**Work required:** Restate the data below word for word. Skip any images it contains.

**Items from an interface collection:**
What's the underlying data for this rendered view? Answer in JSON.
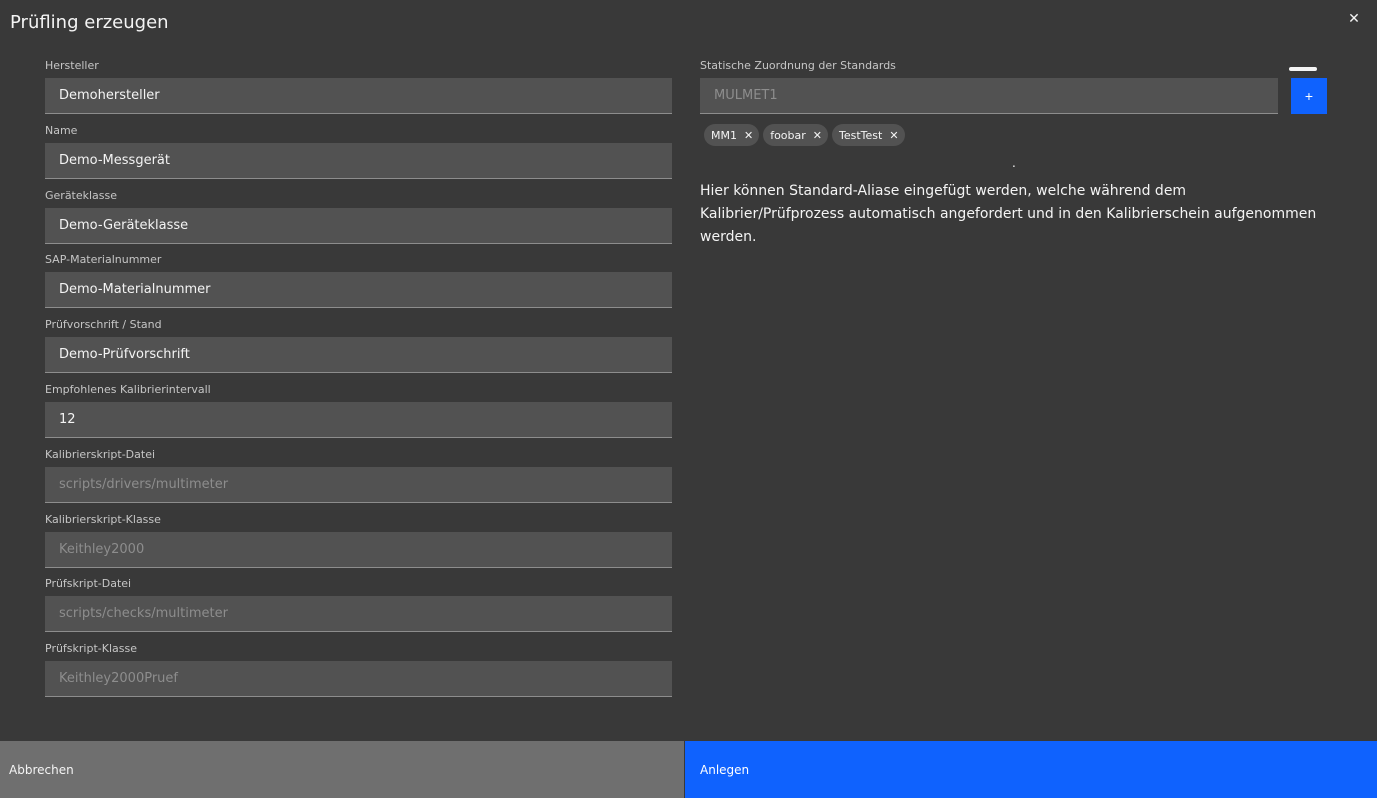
{
  "modal": {
    "title": "Prüfling erzeugen",
    "close_icon": "close-icon",
    "close_glyph": "✕"
  },
  "form": {
    "fields": [
      {
        "label": "Hersteller",
        "value": "Demohersteller",
        "enabled": true
      },
      {
        "label": "Name",
        "value": "Demo-Messgerät",
        "enabled": true
      },
      {
        "label": "Geräteklasse",
        "value": "Demo-Geräteklasse",
        "enabled": true
      },
      {
        "label": "SAP-Materialnummer",
        "value": "Demo-Materialnummer",
        "enabled": true
      },
      {
        "label": "Prüfvorschrift / Stand",
        "value": "Demo-Prüfvorschrift",
        "enabled": true
      },
      {
        "label": "Empfohlenes Kalibrierintervall",
        "value": "12",
        "enabled": true
      },
      {
        "label": "Kalibrierskript-Datei",
        "value": "scripts/drivers/multimeter",
        "enabled": false
      },
      {
        "label": "Kalibrierskript-Klasse",
        "value": "Keithley2000",
        "enabled": false
      },
      {
        "label": "Prüfskript-Datei",
        "value": "scripts/checks/multimeter",
        "enabled": false
      },
      {
        "label": "Prüfskript-Klasse",
        "value": "Keithley2000Pruef",
        "enabled": false
      }
    ]
  },
  "standards": {
    "label": "Statische Zuordnung der Standards",
    "placeholder": "MULMET1",
    "add_label": "+",
    "tags": [
      "MM1",
      "foobar",
      "TestTest"
    ],
    "tag_remove_glyph": "✕",
    "dot": ".",
    "helper": "Hier können Standard-Aliase eingefügt werden, welche während dem Kalibrier/Prüfprozess automatisch angefordert und in den Kalibrierschein aufgenommen werden."
  },
  "footer": {
    "cancel_label": "Abbrechen",
    "create_label": "Anlegen"
  },
  "colors": {
    "background": "#393939",
    "input": "#525252",
    "primary": "#0f62fe",
    "secondary": "#6f6f6f"
  }
}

**Answer box:**
What's the underlying data for this rendered view? Answer in JSON.
{
  "modal": {
    "title": "Prüfling erzeugen",
    "close_icon": "close-icon",
    "close_glyph": "✕"
  },
  "form": {
    "fields": [
      {
        "label": "Hersteller",
        "value": "Demohersteller",
        "enabled": true
      },
      {
        "label": "Name",
        "value": "Demo-Messgerät",
        "enabled": true
      },
      {
        "label": "Geräteklasse",
        "value": "Demo-Geräteklasse",
        "enabled": true
      },
      {
        "label": "SAP-Materialnummer",
        "value": "Demo-Materialnummer",
        "enabled": true
      },
      {
        "label": "Prüfvorschrift / Stand",
        "value": "Demo-Prüfvorschrift",
        "enabled": true
      },
      {
        "label": "Empfohlenes Kalibrierintervall",
        "value": "12",
        "enabled": true
      },
      {
        "label": "Kalibrierskript-Datei",
        "value": "scripts/drivers/multimeter",
        "enabled": false
      },
      {
        "label": "Kalibrierskript-Klasse",
        "value": "Keithley2000",
        "enabled": false
      },
      {
        "label": "Prüfskript-Datei",
        "value": "scripts/checks/multimeter",
        "enabled": false
      },
      {
        "label": "Prüfskript-Klasse",
        "value": "Keithley2000Pruef",
        "enabled": false
      }
    ]
  },
  "standards": {
    "label": "Statische Zuordnung der Standards",
    "placeholder": "MULMET1",
    "add_label": "+",
    "tags": [
      "MM1",
      "foobar",
      "TestTest"
    ],
    "tag_remove_glyph": "✕",
    "dot": ".",
    "helper": "Hier können Standard-Aliase eingefügt werden, welche während dem Kalibrier/Prüfprozess automatisch angefordert und in den Kalibrierschein aufgenommen werden."
  },
  "footer": {
    "cancel_label": "Abbrechen",
    "create_label": "Anlegen"
  },
  "colors": {
    "background": "#393939",
    "input": "#525252",
    "primary": "#0f62fe",
    "secondary": "#6f6f6f"
  }
}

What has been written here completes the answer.